_What you are asked to do_
Copy every entry word for word. Skip the pictures.

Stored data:
□ □ □ □
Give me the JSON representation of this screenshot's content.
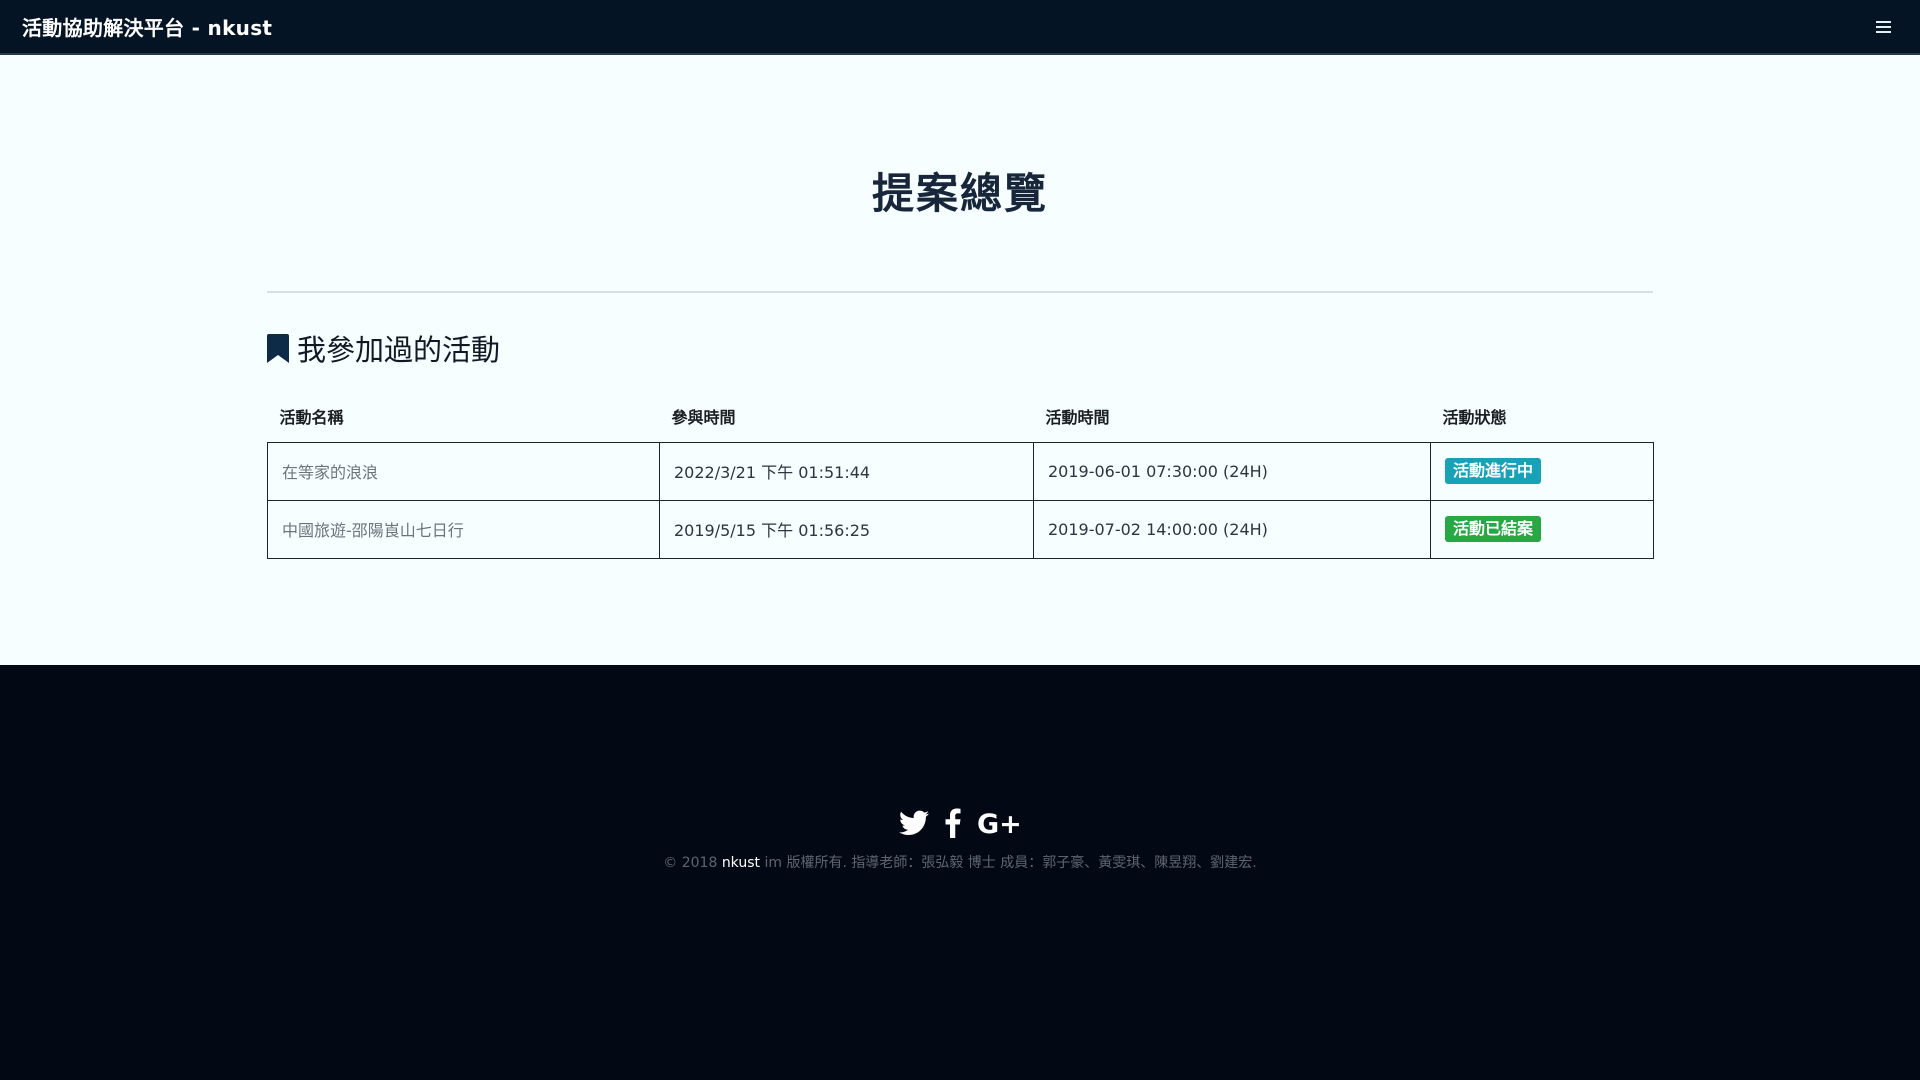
{
  "navbar": {
    "brand": "活動協助解決平台 - nkust",
    "menu_icon": "hamburger-menu-icon"
  },
  "page": {
    "title": "提案總覽"
  },
  "section": {
    "icon": "bookmark-icon",
    "heading": "我參加過的活動"
  },
  "table": {
    "headers": [
      "活動名稱",
      "參與時間",
      "活動時間",
      "活動狀態"
    ],
    "rows": [
      {
        "name": "在等家的浪浪",
        "join_time": "2022/3/21 下午 01:51:44",
        "event_time": "2019-06-01 07:30:00 (24H)",
        "status": "活動進行中",
        "status_color": "#17a2b8"
      },
      {
        "name": "中國旅遊-邵陽崀山七日行",
        "join_time": "2019/5/15 下午 01:56:25",
        "event_time": "2019-07-02 14:00:00 (24H)",
        "status": "活動已結案",
        "status_color": "#28a745"
      }
    ]
  },
  "footer": {
    "social_icons": [
      "twitter-icon",
      "facebook-icon",
      "google-plus-icon"
    ],
    "copyright_prefix": "© 2018 ",
    "copyright_org": "nkust",
    "copyright_suffix": " im 版權所有. 指導老師：張弘毅 博士 成員：郭子豪、黃雯琪、陳昱翔、劉建宏."
  },
  "colors": {
    "navbar_bg": "#041424",
    "main_bg": "#f6feff",
    "footer_bg": "#020914",
    "title_text": "#17263a"
  }
}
□ □ □ □
_Task response_
Give me the JSON representation of this screenshot's content.
{
  "navbar": {
    "brand": "活動協助解決平台 - nkust",
    "menu_icon": "hamburger-menu-icon"
  },
  "page": {
    "title": "提案總覽"
  },
  "section": {
    "icon": "bookmark-icon",
    "heading": "我參加過的活動"
  },
  "table": {
    "headers": [
      "活動名稱",
      "參與時間",
      "活動時間",
      "活動狀態"
    ],
    "rows": [
      {
        "name": "在等家的浪浪",
        "join_time": "2022/3/21 下午 01:51:44",
        "event_time": "2019-06-01 07:30:00 (24H)",
        "status": "活動進行中",
        "status_color": "#17a2b8"
      },
      {
        "name": "中國旅遊-邵陽崀山七日行",
        "join_time": "2019/5/15 下午 01:56:25",
        "event_time": "2019-07-02 14:00:00 (24H)",
        "status": "活動已結案",
        "status_color": "#28a745"
      }
    ]
  },
  "footer": {
    "social_icons": [
      "twitter-icon",
      "facebook-icon",
      "google-plus-icon"
    ],
    "copyright_prefix": "© 2018 ",
    "copyright_org": "nkust",
    "copyright_suffix": " im 版權所有. 指導老師：張弘毅 博士 成員：郭子豪、黃雯琪、陳昱翔、劉建宏."
  },
  "colors": {
    "navbar_bg": "#041424",
    "main_bg": "#f6feff",
    "footer_bg": "#020914",
    "title_text": "#17263a"
  }
}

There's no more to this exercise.